*WHAT YOU NEED TO DO*
How many lines of the data include the string "screenshot"? State the number and nothing else.

— start EXERCISE INPUT —

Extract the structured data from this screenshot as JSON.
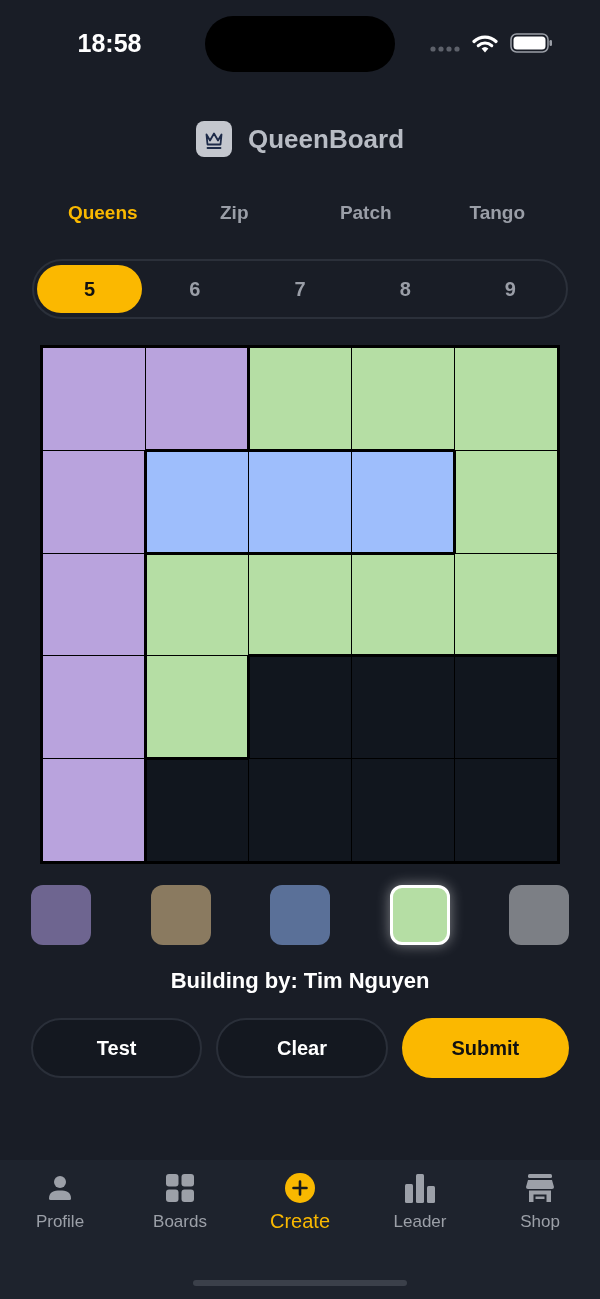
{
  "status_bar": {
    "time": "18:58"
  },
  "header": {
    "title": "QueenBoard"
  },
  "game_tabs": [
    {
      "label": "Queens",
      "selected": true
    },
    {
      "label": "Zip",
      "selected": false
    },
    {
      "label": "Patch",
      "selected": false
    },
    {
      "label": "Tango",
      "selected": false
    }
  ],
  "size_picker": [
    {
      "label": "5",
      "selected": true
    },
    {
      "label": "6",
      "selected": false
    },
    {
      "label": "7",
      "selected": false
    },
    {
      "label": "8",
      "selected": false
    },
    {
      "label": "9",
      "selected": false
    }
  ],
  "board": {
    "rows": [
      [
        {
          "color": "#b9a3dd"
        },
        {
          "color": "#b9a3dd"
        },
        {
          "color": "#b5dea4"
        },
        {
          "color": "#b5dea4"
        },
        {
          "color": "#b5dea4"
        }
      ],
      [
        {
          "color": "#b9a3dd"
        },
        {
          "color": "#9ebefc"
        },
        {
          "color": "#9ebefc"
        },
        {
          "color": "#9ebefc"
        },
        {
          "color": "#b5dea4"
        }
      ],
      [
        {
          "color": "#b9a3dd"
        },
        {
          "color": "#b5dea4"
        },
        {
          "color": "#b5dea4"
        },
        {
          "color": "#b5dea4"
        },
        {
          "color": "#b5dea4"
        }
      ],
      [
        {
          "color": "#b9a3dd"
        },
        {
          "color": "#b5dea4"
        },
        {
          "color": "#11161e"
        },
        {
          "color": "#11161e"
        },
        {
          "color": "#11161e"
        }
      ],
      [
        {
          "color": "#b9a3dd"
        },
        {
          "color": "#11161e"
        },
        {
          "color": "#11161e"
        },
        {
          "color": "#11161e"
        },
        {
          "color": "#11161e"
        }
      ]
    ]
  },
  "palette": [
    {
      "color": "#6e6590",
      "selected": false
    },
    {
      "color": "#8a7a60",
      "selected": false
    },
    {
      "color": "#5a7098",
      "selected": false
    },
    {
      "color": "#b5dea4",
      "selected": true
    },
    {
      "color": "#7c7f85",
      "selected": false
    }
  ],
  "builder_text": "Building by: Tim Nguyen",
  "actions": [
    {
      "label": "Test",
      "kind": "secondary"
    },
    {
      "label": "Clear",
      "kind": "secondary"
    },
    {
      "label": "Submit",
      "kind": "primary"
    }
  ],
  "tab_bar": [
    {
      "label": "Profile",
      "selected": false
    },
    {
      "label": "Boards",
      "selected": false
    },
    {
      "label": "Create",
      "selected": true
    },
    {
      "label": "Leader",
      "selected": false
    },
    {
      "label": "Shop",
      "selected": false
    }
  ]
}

— end EXERCISE INPUT —
— start EXERCISE INPUT —

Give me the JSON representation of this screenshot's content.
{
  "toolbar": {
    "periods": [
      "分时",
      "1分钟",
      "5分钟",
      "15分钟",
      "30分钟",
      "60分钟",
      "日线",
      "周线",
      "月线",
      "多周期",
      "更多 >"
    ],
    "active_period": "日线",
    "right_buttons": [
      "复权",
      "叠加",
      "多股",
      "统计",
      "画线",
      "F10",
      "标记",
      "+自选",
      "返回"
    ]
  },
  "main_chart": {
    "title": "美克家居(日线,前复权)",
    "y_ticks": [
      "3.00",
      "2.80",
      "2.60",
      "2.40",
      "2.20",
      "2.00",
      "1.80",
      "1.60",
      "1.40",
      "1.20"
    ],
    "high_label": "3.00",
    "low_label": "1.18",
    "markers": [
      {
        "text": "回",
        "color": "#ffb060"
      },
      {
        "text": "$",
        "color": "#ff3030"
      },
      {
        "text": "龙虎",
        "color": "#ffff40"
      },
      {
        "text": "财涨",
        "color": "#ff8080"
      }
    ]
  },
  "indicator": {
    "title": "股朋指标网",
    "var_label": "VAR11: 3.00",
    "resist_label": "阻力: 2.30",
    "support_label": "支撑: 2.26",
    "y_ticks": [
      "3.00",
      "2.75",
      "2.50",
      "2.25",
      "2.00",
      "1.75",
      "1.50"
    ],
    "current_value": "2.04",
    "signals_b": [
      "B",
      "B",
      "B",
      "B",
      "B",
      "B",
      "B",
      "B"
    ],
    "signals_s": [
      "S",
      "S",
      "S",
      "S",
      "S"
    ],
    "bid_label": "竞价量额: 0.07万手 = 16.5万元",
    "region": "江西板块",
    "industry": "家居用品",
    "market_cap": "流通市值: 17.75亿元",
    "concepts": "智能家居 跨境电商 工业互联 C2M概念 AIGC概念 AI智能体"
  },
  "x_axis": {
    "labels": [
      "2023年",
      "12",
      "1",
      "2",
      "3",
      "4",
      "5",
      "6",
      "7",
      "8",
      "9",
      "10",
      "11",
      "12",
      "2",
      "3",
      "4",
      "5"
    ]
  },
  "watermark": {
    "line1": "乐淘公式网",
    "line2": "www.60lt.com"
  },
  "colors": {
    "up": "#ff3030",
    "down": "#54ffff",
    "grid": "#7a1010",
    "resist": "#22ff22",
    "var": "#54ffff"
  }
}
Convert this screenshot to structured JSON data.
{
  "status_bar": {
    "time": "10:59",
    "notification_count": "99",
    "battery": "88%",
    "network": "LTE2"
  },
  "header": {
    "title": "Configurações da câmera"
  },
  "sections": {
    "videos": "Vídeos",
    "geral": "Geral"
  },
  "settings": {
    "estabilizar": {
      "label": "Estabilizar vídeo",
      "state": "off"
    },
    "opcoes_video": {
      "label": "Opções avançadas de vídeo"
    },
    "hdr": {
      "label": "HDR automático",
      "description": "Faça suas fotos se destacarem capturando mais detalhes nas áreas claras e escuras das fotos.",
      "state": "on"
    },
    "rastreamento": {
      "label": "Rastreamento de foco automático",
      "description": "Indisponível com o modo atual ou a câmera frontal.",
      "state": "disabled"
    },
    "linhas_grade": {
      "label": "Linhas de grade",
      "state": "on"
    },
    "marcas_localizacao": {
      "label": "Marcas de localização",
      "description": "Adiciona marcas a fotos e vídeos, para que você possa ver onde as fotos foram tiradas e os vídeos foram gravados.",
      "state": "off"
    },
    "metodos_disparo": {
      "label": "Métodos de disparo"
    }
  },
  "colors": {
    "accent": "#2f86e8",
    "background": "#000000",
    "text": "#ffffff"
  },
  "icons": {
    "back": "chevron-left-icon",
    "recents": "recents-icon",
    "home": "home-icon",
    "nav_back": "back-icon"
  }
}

— end EXERCISE INPUT —

*RESULT BELOW*
3